▸ **Exercise goal**
Quote the rows word for word, from the very first row through the line holding "legend-swatch-normal [93,407,103,417]", both ends included.
╭─ Material for this exercise
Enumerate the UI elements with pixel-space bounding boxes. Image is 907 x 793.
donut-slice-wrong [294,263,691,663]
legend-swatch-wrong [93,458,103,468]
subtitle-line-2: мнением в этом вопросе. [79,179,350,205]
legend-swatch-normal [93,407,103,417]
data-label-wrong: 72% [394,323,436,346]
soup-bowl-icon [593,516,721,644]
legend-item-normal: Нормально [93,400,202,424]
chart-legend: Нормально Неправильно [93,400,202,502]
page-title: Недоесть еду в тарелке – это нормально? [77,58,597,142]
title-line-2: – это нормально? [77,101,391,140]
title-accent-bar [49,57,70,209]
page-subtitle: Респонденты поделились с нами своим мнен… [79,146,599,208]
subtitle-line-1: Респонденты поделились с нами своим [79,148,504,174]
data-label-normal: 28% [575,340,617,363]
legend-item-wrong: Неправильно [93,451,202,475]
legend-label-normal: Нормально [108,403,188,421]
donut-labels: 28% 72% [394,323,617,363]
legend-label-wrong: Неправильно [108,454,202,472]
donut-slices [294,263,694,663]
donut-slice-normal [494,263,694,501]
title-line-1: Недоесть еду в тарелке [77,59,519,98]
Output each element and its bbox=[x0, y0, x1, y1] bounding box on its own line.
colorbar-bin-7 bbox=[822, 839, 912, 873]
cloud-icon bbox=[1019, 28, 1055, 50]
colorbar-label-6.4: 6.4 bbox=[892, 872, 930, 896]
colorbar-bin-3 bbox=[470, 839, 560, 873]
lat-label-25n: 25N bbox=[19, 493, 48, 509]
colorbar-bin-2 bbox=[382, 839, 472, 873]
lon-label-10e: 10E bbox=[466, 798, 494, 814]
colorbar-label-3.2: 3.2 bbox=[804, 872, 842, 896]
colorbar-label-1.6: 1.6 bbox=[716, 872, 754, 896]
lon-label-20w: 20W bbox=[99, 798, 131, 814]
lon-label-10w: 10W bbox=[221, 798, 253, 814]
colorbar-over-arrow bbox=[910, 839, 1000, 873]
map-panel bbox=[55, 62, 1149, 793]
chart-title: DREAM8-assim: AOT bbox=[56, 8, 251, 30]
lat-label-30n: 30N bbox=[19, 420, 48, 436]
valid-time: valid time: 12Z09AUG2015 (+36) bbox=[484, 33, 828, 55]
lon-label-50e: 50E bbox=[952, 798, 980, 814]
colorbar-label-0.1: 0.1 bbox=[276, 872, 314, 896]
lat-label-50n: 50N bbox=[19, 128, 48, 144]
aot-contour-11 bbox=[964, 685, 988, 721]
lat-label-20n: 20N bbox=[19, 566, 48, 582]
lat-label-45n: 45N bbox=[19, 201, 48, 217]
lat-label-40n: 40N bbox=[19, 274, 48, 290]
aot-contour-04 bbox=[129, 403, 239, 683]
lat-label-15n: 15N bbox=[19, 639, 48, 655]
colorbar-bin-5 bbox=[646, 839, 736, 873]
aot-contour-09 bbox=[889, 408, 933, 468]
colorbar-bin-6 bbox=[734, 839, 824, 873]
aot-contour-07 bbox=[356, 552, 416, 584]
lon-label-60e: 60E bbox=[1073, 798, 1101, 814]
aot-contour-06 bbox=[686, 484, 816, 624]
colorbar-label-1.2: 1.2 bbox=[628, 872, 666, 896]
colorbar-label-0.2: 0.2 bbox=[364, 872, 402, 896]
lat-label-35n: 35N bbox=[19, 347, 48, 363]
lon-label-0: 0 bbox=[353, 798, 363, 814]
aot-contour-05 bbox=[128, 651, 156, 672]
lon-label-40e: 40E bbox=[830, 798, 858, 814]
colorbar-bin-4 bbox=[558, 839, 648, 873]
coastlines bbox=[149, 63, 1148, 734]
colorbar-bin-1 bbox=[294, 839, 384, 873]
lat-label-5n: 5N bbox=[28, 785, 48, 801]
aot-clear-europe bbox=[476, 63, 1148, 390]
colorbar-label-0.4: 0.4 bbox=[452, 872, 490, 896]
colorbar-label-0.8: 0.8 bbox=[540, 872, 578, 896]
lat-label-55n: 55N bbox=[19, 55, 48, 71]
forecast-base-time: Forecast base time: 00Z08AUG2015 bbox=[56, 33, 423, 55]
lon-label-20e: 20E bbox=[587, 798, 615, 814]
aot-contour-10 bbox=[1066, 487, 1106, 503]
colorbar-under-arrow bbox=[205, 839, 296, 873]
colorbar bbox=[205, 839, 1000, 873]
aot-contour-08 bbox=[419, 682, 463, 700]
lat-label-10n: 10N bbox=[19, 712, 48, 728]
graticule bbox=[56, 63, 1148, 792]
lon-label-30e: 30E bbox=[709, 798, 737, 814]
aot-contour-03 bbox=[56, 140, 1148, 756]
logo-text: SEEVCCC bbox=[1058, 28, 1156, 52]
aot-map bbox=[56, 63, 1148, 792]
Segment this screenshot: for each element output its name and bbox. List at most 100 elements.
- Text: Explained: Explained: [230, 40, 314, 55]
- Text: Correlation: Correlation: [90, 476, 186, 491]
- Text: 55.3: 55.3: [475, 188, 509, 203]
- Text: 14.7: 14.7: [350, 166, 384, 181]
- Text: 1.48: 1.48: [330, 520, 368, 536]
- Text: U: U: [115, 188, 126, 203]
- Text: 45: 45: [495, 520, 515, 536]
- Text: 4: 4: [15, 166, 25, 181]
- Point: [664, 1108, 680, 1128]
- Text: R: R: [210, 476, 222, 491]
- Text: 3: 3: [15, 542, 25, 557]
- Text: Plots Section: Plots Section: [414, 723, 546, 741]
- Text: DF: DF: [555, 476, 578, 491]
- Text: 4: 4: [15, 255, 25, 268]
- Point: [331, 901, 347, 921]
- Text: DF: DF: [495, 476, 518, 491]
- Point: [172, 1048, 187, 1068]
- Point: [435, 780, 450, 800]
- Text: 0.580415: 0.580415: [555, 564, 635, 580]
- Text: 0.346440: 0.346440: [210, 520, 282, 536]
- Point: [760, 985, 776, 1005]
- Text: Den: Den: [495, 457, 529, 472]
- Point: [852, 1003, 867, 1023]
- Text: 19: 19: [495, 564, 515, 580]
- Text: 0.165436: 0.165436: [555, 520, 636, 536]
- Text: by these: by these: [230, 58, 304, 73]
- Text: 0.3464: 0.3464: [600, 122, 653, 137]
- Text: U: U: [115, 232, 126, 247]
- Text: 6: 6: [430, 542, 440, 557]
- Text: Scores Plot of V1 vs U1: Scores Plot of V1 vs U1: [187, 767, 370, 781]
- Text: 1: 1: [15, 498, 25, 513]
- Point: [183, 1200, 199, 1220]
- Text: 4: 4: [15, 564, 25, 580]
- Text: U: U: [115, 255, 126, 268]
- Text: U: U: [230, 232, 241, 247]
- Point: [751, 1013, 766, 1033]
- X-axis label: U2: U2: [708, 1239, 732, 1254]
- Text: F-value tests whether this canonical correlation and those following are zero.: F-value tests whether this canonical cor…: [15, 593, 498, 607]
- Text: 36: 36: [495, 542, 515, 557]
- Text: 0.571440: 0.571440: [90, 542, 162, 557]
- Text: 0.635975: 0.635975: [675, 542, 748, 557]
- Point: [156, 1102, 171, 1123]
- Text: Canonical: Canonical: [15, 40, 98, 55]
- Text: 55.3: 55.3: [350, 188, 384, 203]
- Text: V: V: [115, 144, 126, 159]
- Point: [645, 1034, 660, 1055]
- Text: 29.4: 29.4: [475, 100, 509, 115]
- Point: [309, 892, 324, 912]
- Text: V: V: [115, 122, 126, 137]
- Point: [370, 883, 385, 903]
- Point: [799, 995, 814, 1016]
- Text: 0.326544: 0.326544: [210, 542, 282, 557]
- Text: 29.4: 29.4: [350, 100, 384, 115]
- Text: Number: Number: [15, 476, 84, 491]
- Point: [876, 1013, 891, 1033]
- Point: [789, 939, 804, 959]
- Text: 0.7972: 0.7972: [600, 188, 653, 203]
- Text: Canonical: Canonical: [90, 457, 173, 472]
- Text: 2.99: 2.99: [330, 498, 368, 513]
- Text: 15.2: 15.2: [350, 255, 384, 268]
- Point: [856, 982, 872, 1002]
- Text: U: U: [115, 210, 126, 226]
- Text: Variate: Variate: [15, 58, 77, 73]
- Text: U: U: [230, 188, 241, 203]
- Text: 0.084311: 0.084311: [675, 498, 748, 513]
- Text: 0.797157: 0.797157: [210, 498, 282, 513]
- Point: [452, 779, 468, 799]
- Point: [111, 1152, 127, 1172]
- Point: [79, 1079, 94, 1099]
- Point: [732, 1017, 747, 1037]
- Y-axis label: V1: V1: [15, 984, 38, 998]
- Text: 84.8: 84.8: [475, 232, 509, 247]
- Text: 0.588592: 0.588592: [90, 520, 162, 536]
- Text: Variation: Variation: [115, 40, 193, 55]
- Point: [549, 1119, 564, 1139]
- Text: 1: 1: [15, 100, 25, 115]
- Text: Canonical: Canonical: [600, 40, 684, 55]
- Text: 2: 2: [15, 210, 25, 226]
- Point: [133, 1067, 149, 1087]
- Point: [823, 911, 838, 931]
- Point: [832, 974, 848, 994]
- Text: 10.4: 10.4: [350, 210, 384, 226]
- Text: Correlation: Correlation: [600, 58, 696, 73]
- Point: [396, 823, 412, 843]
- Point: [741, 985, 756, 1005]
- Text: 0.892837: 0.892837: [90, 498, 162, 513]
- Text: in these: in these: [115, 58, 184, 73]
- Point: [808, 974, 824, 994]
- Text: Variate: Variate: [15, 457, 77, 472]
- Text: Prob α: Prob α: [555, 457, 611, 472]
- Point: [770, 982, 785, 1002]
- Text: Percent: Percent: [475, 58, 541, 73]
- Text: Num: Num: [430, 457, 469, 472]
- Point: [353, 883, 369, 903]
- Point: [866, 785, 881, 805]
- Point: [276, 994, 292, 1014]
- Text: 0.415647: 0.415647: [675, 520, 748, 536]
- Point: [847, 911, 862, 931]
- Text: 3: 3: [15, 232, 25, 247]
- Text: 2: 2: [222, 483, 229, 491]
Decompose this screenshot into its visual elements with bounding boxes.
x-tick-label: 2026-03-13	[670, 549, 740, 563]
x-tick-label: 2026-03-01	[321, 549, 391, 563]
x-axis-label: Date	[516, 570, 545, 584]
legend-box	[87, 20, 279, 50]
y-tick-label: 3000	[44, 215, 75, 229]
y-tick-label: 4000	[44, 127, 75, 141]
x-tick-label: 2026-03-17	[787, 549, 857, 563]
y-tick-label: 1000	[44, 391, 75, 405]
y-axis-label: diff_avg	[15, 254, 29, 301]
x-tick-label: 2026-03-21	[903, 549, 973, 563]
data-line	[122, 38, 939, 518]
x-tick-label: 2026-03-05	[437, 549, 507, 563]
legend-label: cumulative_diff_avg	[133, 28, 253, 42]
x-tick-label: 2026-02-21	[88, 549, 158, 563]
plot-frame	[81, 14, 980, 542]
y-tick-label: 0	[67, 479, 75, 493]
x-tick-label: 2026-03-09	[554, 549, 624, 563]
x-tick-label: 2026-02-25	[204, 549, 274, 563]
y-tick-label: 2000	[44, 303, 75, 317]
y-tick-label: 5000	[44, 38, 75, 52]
╰─
▸ **Solved exercise**
Enumerate the UI elements with pixel-space bounding boxes. Image is 907 x 793.
donut-slice-wrong [294,263,691,663]
legend-swatch-wrong [93,458,103,468]
subtitle-line-2: мнением в этом вопросе. [79,179,350,205]
legend-swatch-normal [93,407,103,417]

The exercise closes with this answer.